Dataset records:
__________________________________________________

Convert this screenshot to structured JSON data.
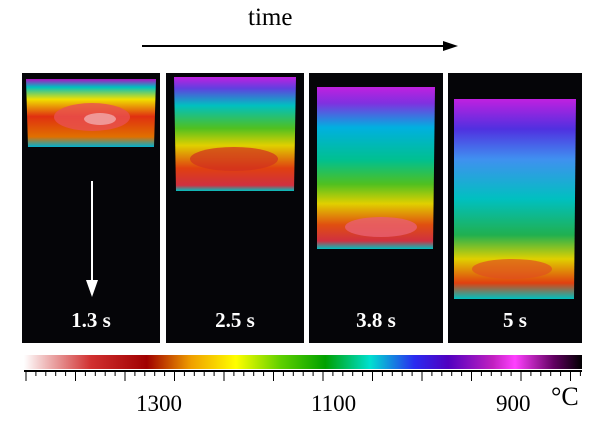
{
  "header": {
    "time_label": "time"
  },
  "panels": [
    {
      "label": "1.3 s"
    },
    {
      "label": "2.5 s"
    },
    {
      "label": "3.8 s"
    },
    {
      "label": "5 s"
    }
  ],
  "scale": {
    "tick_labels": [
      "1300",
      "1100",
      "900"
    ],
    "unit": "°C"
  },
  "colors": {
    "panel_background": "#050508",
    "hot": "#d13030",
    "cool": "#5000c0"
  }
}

__________________________________________________

■ **What the task requires**: Retype the records exactly. Any image in them should not appear in what you write.

■ **In response**:
Convert this screenshot to structured JSON data.
{
  "header": {
    "time_label": "time"
  },
  "panels": [
    {
      "label": "1.3 s"
    },
    {
      "label": "2.5 s"
    },
    {
      "label": "3.8 s"
    },
    {
      "label": "5 s"
    }
  ],
  "scale": {
    "tick_labels": [
      "1300",
      "1100",
      "900"
    ],
    "unit": "°C"
  },
  "colors": {
    "panel_background": "#050508",
    "hot": "#d13030",
    "cool": "#5000c0"
  }
}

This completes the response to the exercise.